▶ Page excerpt:
--- start ---
So they're leaving this coming Sunday. They've only just booked their flights two days ago, so it's been quite the news to get used to.

The longest Skye and I have ever been apart was when she had traveled to Ireland with friends, and stayed with one of my best friends, so she could start school, while I was finishing up the last bits and pieces in the Netherlands.
It didn't go as quickly as I'd hoped back then, mainly because I didn't really get any help until the very last days, so she ended up being in Ireland for 6 weeks until I followed her there with her two siblings.
It was harder for her at the time because I was busy around the clock, trying to juggle taking care of the two little ones, who were only 3 and nearly 2 years old.
I remember we went to the open swimming pool on September 23rd because it was 28 degrees Celsius two days that month. Two weeks later we'd be in the car, packed up like some nomads, on our way to the ferry to Ireland.
After that, it'd be a long time till she'd be anywhere else but at home with us.

So even though I knew that this day was coming someday, I didn't quite expect it to be so soon...
--- end ---
▶ Set exercise 1: From the listing, write out the part that opens with the line containing "- staticText: 轻度疲劳: [31, 541, 127, 571]" and closes with the line containing "- staticText: 非疲劳: [57, 613, 129, 643]", both lines included.

▶ Raw records:
--- start ---
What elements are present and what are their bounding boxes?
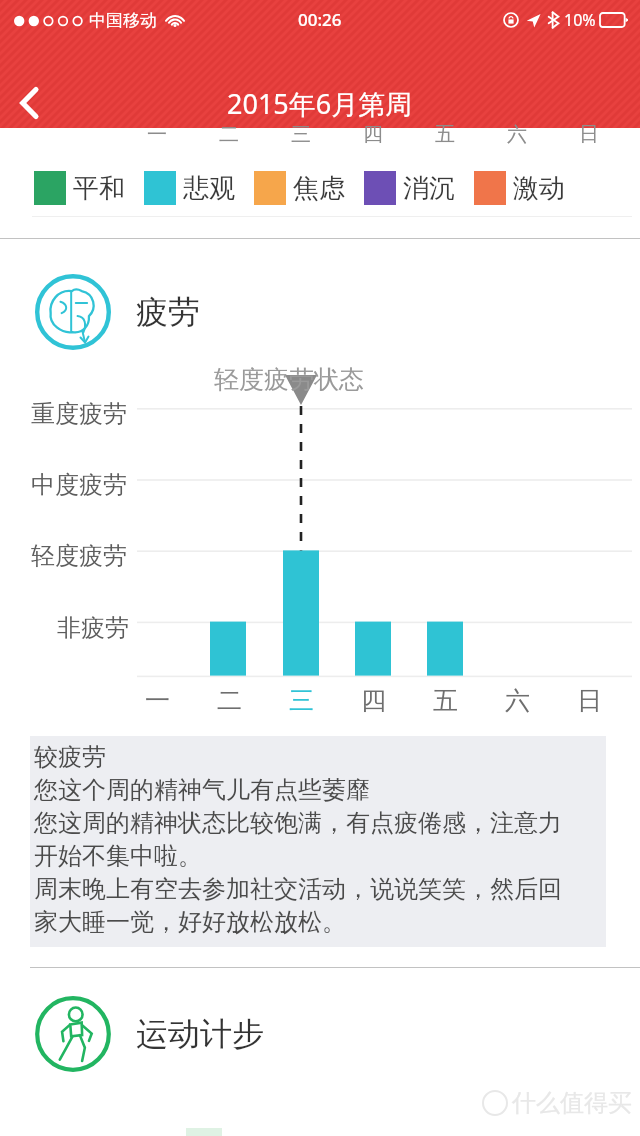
- staticText: 轻度疲劳: [31, 541, 127, 571]
- button[interactable]: 五: [421, 122, 469, 147]
- button[interactable]: 六: [493, 122, 541, 147]
- button[interactable]: 三: [277, 122, 325, 147]
- button[interactable]: 日: [565, 685, 613, 716]
- staticText: 日: [579, 122, 599, 147]
- staticText: 非疲劳: [57, 613, 129, 643]
- button[interactable]: 运动计步: [35, 996, 640, 1072]
- button[interactable]: 四: [349, 685, 397, 716]
- button[interactable]: 平和: [34, 171, 125, 205]
- button[interactable]: 悲观: [144, 171, 235, 205]
- button[interactable]: 激动: [474, 171, 565, 205]
- button[interactable]: 日: [565, 122, 613, 147]
- staticText: 中度疲劳: [31, 470, 127, 500]
- staticText: 四: [363, 122, 383, 147]
- staticText: 一: [145, 685, 170, 716]
- button[interactable]: 一: [133, 685, 181, 716]
- button[interactable]: 一: [133, 122, 181, 147]
- button[interactable]: 疲劳: [35, 274, 640, 350]
- button[interactable]: 三: [277, 685, 325, 716]
- staticText: 激动: [513, 172, 565, 205]
- staticText: 悲观: [183, 172, 235, 205]
- staticText: 00:26: [298, 8, 342, 31]
- staticText: 较疲劳: [34, 742, 106, 772]
- staticText: 五: [435, 122, 455, 147]
- staticText: 六: [507, 122, 527, 147]
- staticText: 您这周的精神状态比较饱满，有点疲倦感，注意力: [34, 808, 562, 838]
- staticText: 周末晚上有空去参加社交活动，说说笑笑，然后回: [34, 874, 562, 904]
- staticText: 四: [361, 685, 386, 716]
- button[interactable]: Back: [0, 80, 58, 126]
- button[interactable]: 五: [421, 685, 469, 716]
- staticText: 三: [289, 685, 314, 716]
- staticText: 一: [147, 122, 167, 147]
- button[interactable]: 焦虑: [254, 171, 345, 205]
- staticText: 您这个周的精神气儿有点些萎靡: [34, 775, 370, 805]
- button[interactable]: 消沉: [364, 171, 455, 205]
- staticText: 2015年6月第周: [227, 85, 413, 122]
- staticText: 家大睡一觉，好好放松放松。: [34, 907, 346, 937]
- staticText: 六: [505, 685, 530, 716]
- button[interactable]: 二: [205, 685, 253, 716]
- button[interactable]: 二: [205, 122, 253, 147]
- staticText: 运动计步: [136, 1014, 264, 1054]
- staticText: 消沉: [403, 172, 455, 205]
- staticText: 什么值得买: [512, 1088, 632, 1118]
- staticText: 焦虑: [293, 172, 345, 205]
- staticText: 重度疲劳: [31, 399, 127, 429]
- staticText: 平和: [73, 172, 125, 205]
- staticText: 10%: [564, 9, 596, 31]
- button[interactable]: 四: [349, 122, 397, 147]
- staticText: 中国移动: [89, 10, 157, 31]
- staticText: 二: [217, 685, 242, 716]
- staticText: 轻度疲劳状态: [214, 364, 364, 395]
- staticText: 五: [433, 685, 458, 716]
- staticText: 二: [219, 122, 239, 147]
- staticText: 开始不集中啦。: [34, 841, 202, 871]
- button[interactable]: 六: [493, 685, 541, 716]
- staticText: 疲劳: [136, 292, 200, 332]
- staticText: 三: [291, 122, 311, 147]
- staticText: 日: [577, 685, 602, 716]
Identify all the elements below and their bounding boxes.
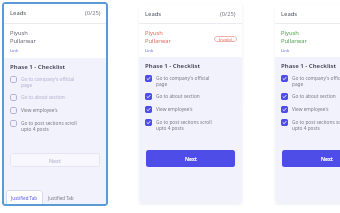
button[interactable]: Checkbox <box>281 93 288 100</box>
staticText: View employee's <box>21 107 81 113</box>
staticText: Phase 1 - Checklist <box>145 62 201 70</box>
button[interactable]: Justified Tab <box>43 190 79 205</box>
staticText: Link <box>10 47 19 53</box>
staticText: Leads <box>10 9 27 17</box>
staticText: Go to about section <box>292 93 340 99</box>
staticText: Piyush Pullarwar <box>10 29 36 45</box>
button[interactable]: Checkbox <box>145 106 152 113</box>
button[interactable]: Checkbox <box>10 76 17 83</box>
button[interactable]: Invalid <box>214 36 237 42</box>
staticText: Phase 1 - Checklist <box>10 63 66 71</box>
staticText: (0/25) <box>220 10 236 18</box>
button[interactable]: Checkbox <box>145 119 152 126</box>
staticText: Go to post sections scroll upto 4 posts <box>21 120 81 132</box>
button[interactable]: Checkbox <box>3 104 107 117</box>
staticText: Go to post sections scroll upto 4 posts <box>292 119 340 131</box>
button[interactable]: Leads <box>275 4 340 23</box>
button[interactable]: Checkbox <box>281 119 288 126</box>
staticText: Go to about section <box>156 93 216 99</box>
button[interactable]: Checkbox <box>281 75 288 82</box>
staticText: Link <box>145 47 154 53</box>
button[interactable]: Checkbox <box>139 103 242 116</box>
button[interactable]: Checkbox <box>10 120 17 127</box>
button[interactable]: Checkbox <box>139 116 242 134</box>
button[interactable]: Checkbox <box>281 106 288 113</box>
staticText: Next <box>49 157 61 164</box>
button[interactable]: Leads <box>3 3 107 23</box>
button[interactable]: Checkbox <box>145 93 152 100</box>
button[interactable]: Checkbox <box>145 75 152 82</box>
staticText: Justified Tab <box>48 195 74 201</box>
button[interactable]: Checkbox <box>139 90 242 103</box>
button[interactable]: Checkbox <box>275 90 340 103</box>
button[interactable]: Next <box>10 153 100 167</box>
staticText: Go to company's official page <box>292 75 340 87</box>
button[interactable]: Leads <box>139 4 242 23</box>
button[interactable]: Next <box>146 150 235 167</box>
button[interactable]: Checkbox <box>139 72 242 90</box>
staticText: View employee's <box>156 106 216 112</box>
staticText: Go to post sections scroll upto 4 posts <box>156 119 216 131</box>
button[interactable]: Checkbox <box>10 107 17 114</box>
staticText: Phase 1 - Checklist <box>281 62 337 70</box>
staticText: View employee's <box>292 106 340 112</box>
staticText: Leads <box>281 10 298 18</box>
staticText: Next <box>321 155 333 162</box>
staticText: Next <box>185 155 197 162</box>
button[interactable]: Checkbox <box>3 73 107 91</box>
staticText: Go to about section <box>21 94 81 100</box>
button[interactable]: Checkbox <box>275 72 340 90</box>
button[interactable]: Checkbox <box>275 116 340 134</box>
staticText: Link <box>281 47 290 53</box>
staticText: Justified Tab <box>11 195 38 201</box>
staticText: Go to company's official page <box>156 75 216 87</box>
button[interactable]: Next <box>282 150 340 167</box>
button[interactable]: Checkbox <box>275 103 340 116</box>
staticText: Invalid <box>219 37 232 42</box>
button[interactable]: Justified Tab <box>6 190 43 205</box>
button[interactable]: Checkbox <box>3 117 107 135</box>
staticText: Piyush Pullarwar <box>281 29 307 45</box>
button[interactable]: Checkbox <box>10 94 17 101</box>
staticText: Leads <box>145 10 162 18</box>
staticText: Go to company's official page <box>21 76 81 88</box>
staticText: Piyush Pullarwar <box>145 29 171 45</box>
staticText: (0/25) <box>85 9 101 17</box>
button[interactable]: Checkbox <box>3 91 107 104</box>
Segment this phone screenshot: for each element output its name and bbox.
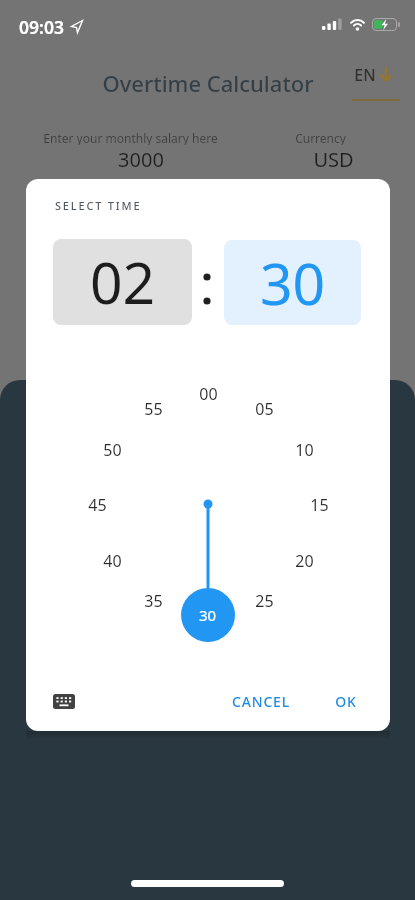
staticText: 40 — [103, 550, 122, 570]
staticText: OK — [335, 692, 357, 711]
button[interactable]: 30 — [181, 588, 235, 642]
staticText: 55 — [144, 398, 163, 418]
button[interactable] — [53, 694, 75, 709]
staticText: 30 — [260, 244, 326, 322]
button[interactable]: 15 — [303, 494, 335, 514]
button[interactable]: 00 — [192, 383, 224, 403]
staticText: 45 — [88, 494, 107, 514]
button[interactable]: 25 — [248, 590, 280, 610]
staticText: 35 — [144, 590, 163, 610]
staticText: SELECT TIME — [55, 198, 142, 213]
button[interactable]: OK — [321, 687, 371, 715]
button[interactable]: 40 — [96, 550, 128, 570]
button[interactable]: 35 — [137, 590, 169, 610]
staticText: 00 — [199, 383, 218, 403]
staticText: 3000 — [118, 146, 164, 172]
staticText: Overtime Calculator — [102, 68, 314, 94]
staticText: 10 — [295, 439, 314, 459]
staticText: 02 — [90, 243, 156, 321]
staticText: 09:03 — [19, 15, 64, 35]
staticText: Currency — [295, 130, 346, 145]
button[interactable]: CANCEL — [201, 687, 321, 715]
button[interactable]: 50 — [96, 439, 128, 459]
button[interactable]: 30 — [224, 240, 361, 325]
button[interactable]: 10 — [288, 439, 320, 459]
button[interactable]: 55 — [137, 398, 169, 418]
staticText: EN — [354, 64, 376, 86]
button[interactable]: 05 — [248, 398, 280, 418]
button[interactable]: 45 — [81, 494, 113, 514]
staticText: 25 — [255, 590, 274, 610]
staticText: 05 — [255, 398, 274, 418]
staticText: Enter your monthly salary here — [43, 130, 218, 145]
staticText: 20 — [295, 550, 314, 570]
button[interactable]: 02 — [53, 239, 192, 325]
staticText: USD — [313, 146, 354, 172]
staticText: 30 — [199, 605, 217, 625]
button[interactable]: EN — [345, 64, 385, 86]
staticText: 15 — [310, 494, 329, 514]
staticText: CANCEL — [232, 692, 290, 711]
button[interactable]: 20 — [288, 550, 320, 570]
staticText: 50 — [103, 439, 122, 459]
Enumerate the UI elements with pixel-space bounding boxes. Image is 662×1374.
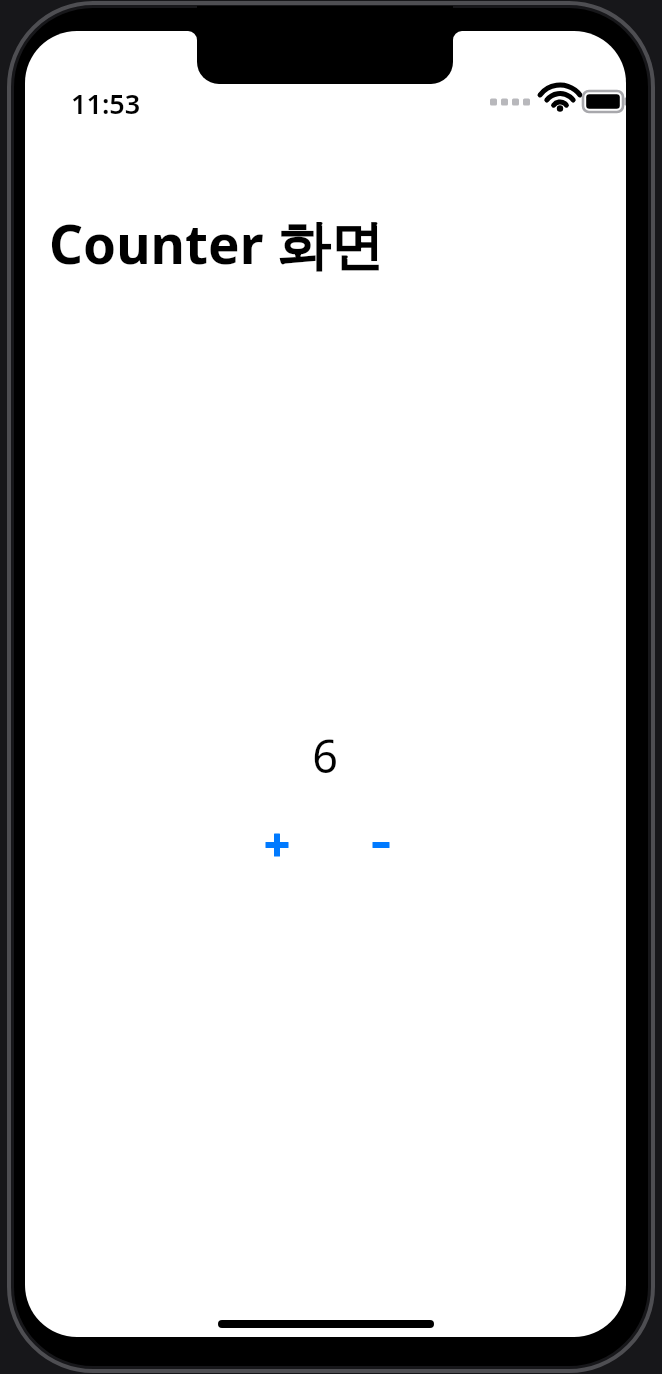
- button[interactable]: Decrement: [329, 809, 433, 881]
- button[interactable]: Increment: [225, 809, 329, 881]
- staticText: Counter 화면: [49, 207, 384, 279]
- staticText: 11:53: [71, 85, 141, 122]
- staticText: 6: [275, 725, 375, 786]
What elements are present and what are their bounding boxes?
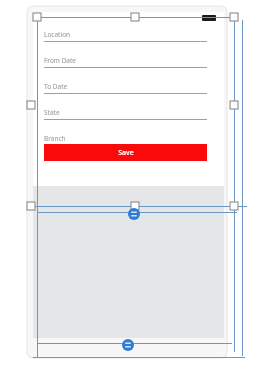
button[interactable]: Branch [44, 134, 207, 156]
staticText: To Date [44, 82, 68, 91]
button[interactable]: From Date [44, 56, 207, 78]
staticText: State [44, 108, 60, 117]
button[interactable]: Resize handle [33, 13, 41, 21]
button[interactable]: Resize handle [27, 101, 35, 109]
other: Battery [202, 15, 216, 21]
staticText: From Date [44, 56, 77, 65]
button[interactable]: Chain mode toggle [128, 208, 140, 220]
button[interactable]: Resize handle [230, 202, 238, 210]
staticText: Branch [44, 134, 66, 143]
button[interactable]: Location [44, 30, 207, 52]
button[interactable]: Resize handle [27, 202, 35, 210]
button[interactable]: Chain mode toggle [122, 339, 134, 351]
staticText: Location [44, 30, 71, 39]
button[interactable]: State [44, 108, 207, 130]
button[interactable]: Save [44, 144, 207, 161]
button[interactable]: Resize handle [230, 13, 238, 21]
button[interactable]: To Date [44, 82, 207, 104]
staticText: Save [118, 148, 134, 158]
button[interactable]: Resize handle [131, 13, 139, 21]
button[interactable]: Resize handle [230, 101, 238, 109]
button[interactable]: Resize handle [131, 202, 139, 210]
--- end ---
▶ Set exercise 2: In the passage about Skye, how long was Skye in Ireland before the writer followed with her two siblings?

▶ Final answer 1:
- staticText: 轻度疲劳: [31, 541, 127, 571]
- button[interactable]: 五: [421, 122, 469, 147]
- button[interactable]: 六: [493, 122, 541, 147]
- button[interactable]: 三: [277, 122, 325, 147]
- button[interactable]: 日: [565, 685, 613, 716]
- staticText: 日: [579, 122, 599, 147]
- staticText: 非疲劳: [57, 613, 129, 643]

▶ Final answer 2: Six weeks.